Stated problem —
Carry none of the pictures over; write out the complete data exactly.

Input records —
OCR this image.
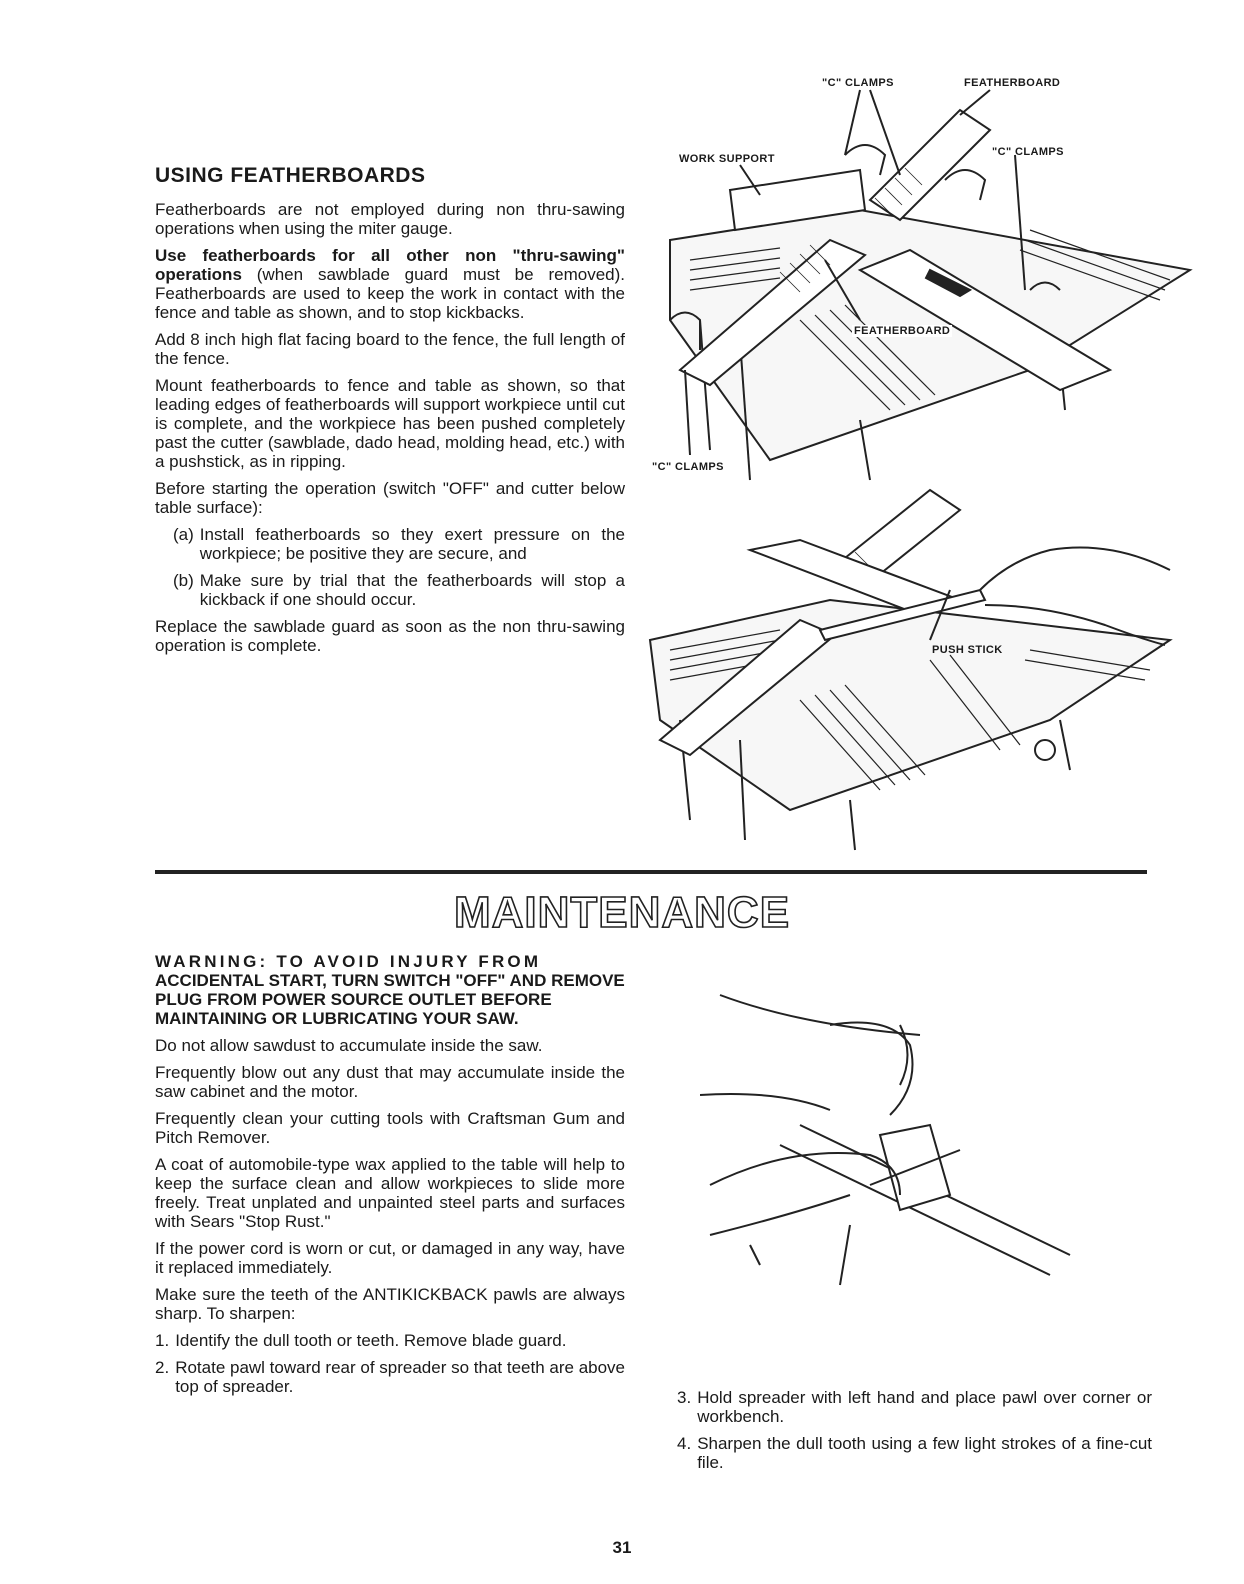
USING FEATHERBOARDS

Featherboards are not employed during non thru-sawing operations when using the miter gauge.

Use featherboards for all other non "thru-sawing" operations (when sawblade guard must be removed). Featherboards are used to keep the work in contact with the fence and table as shown, and to stop kickbacks.

Add 8 inch high flat facing board to the fence, the full length of the fence.

Mount featherboards to fence and table as shown, so that leading edges of featherboards will support workpiece until cut is complete, and the workpiece has been pushed completely past the cutter (sawblade, dado head, molding head, etc.) with a pushstick, as in ripping.

Before starting the operation (switch "OFF" and cutter below table surface):

(a) Install featherboards so they exert pressure on the workpiece; be positive they are secure, and
(b) Make sure by trial that the featherboards will stop a kickback if one should occur.

Replace the sawblade guard as soon as the non thru-sawing operation is complete.

"C" CLAMPS	FEATHERBOARD
WORK SUPPORT
"C" CLAMPS
FEATHERBOARD
"C" CLAMPS
PUSH STICK
MAINTENANCE
WARNING: TO AVOID INJURY FROM
ACCIDENTAL START, TURN SWITCH "OFF" AND REMOVE PLUG FROM POWER SOURCE OUTLET BEFORE MAINTAINING OR LUBRICATING YOUR SAW.

Do not allow sawdust to accumulate inside the saw.

Frequently blow out any dust that may accumulate inside the saw cabinet and the motor.

Frequently clean your cutting tools with Craftsman Gum and Pitch Remover.

A coat of automobile-type wax applied to the table will help to keep the surface clean and allow workpieces to slide more freely. Treat unplated and unpainted steel parts and surfaces with Sears "Stop Rust."

If the power cord is worn or cut, or damaged in any way, have it replaced immediately.

Make sure the teeth of the ANTIKICKBACK pawls are always sharp. To sharpen:

1. Identify the dull tooth or teeth. Remove blade guard.
2. Rotate pawl toward rear of spreader so that teeth are above top of spreader.
3. Hold spreader with left hand and place pawl over corner or workbench.
4. Sharpen the dull tooth using a few light strokes of a fine-cut file.
31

Result of this task —
OCR this image.
USING FEATHERBOARDS

Featherboards are not employed during non thru-sawing operations when using the miter gauge.

Use featherboards for all other non "thru-sawing" operations (when sawblade guard must be removed). Featherboards are used to keep the work in contact with the fence and table as shown, and to stop kickbacks.

Add 8 inch high flat facing board to the fence, the full length of the fence.

Mount featherboards to fence and table as shown, so that leading edges of featherboards will support workpiece until cut is complete, and the workpiece has been pushed completely past the cutter (sawblade, dado head, molding head, etc.) with a pushstick, as in ripping.

Before starting the operation (switch "OFF" and cutter below table surface):

(a) Install featherboards so they exert pressure on the workpiece; be positive they are secure, and
(b) Make sure by trial that the featherboards will stop a kickback if one should occur.

Replace the sawblade guard as soon as the non thru-sawing operation is complete.

"C" CLAMPS	FEATHERBOARD
WORK SUPPORT
"C" CLAMPS
FEATHERBOARD
"C" CLAMPS
PUSH STICK
MAINTENANCE
WARNING: TO AVOID INJURY FROM
ACCIDENTAL START, TURN SWITCH "OFF" AND REMOVE PLUG FROM POWER SOURCE OUTLET BEFORE MAINTAINING OR LUBRICATING YOUR SAW.

Do not allow sawdust to accumulate inside the saw.

Frequently blow out any dust that may accumulate inside the saw cabinet and the motor.

Frequently clean your cutting tools with Craftsman Gum and Pitch Remover.

A coat of automobile-type wax applied to the table will help to keep the surface clean and allow workpieces to slide more freely. Treat unplated and unpainted steel parts and surfaces with Sears "Stop Rust."

If the power cord is worn or cut, or damaged in any way, have it replaced immediately.

Make sure the teeth of the ANTIKICKBACK pawls are always sharp. To sharpen:

1. Identify the dull tooth or teeth. Remove blade guard.
2. Rotate pawl toward rear of spreader so that teeth are above top of spreader.
3. Hold spreader with left hand and place pawl over corner or workbench.
4. Sharpen the dull tooth using a few light strokes of a fine-cut file.
31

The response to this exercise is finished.